> PROBLEM TO SOLVE: Select every line holding the word "terremoti" and copy it.

***** DATA FOR THE TASK

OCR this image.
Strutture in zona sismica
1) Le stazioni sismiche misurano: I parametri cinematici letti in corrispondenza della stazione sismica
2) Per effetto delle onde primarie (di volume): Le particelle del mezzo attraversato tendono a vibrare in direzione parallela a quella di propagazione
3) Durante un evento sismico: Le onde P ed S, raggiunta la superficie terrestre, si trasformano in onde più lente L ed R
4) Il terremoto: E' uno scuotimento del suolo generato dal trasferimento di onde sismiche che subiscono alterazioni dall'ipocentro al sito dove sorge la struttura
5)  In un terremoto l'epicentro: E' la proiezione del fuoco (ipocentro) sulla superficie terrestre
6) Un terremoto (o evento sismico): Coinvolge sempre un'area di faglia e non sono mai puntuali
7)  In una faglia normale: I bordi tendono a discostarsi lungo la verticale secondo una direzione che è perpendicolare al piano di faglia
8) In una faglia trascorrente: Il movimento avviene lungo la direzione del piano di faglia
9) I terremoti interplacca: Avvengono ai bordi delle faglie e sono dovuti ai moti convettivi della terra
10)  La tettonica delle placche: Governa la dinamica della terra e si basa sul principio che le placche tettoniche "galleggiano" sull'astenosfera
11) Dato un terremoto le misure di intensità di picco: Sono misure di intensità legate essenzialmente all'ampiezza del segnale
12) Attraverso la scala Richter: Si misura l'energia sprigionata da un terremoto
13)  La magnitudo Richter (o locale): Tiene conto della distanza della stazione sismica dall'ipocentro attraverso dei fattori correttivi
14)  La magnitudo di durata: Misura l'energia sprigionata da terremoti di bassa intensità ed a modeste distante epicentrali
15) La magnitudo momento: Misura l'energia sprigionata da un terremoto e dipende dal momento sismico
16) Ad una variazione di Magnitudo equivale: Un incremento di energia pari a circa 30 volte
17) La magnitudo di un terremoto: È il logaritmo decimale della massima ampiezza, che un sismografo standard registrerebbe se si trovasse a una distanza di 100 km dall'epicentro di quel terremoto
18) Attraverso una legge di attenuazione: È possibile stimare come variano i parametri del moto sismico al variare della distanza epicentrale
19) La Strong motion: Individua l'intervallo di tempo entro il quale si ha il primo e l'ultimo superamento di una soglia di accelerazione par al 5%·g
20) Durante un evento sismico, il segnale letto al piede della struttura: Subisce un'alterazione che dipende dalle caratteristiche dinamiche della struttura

**********

> WORKED ANSWER:
9) I terremoti interplacca: Avvengono ai bordi delle faglie e sono dovuti ai moti convettivi della terra
14)  La magnitudo di durata: Misura l'energia sprigionata da terremoti di bassa intensità ed a modeste distante epicentrali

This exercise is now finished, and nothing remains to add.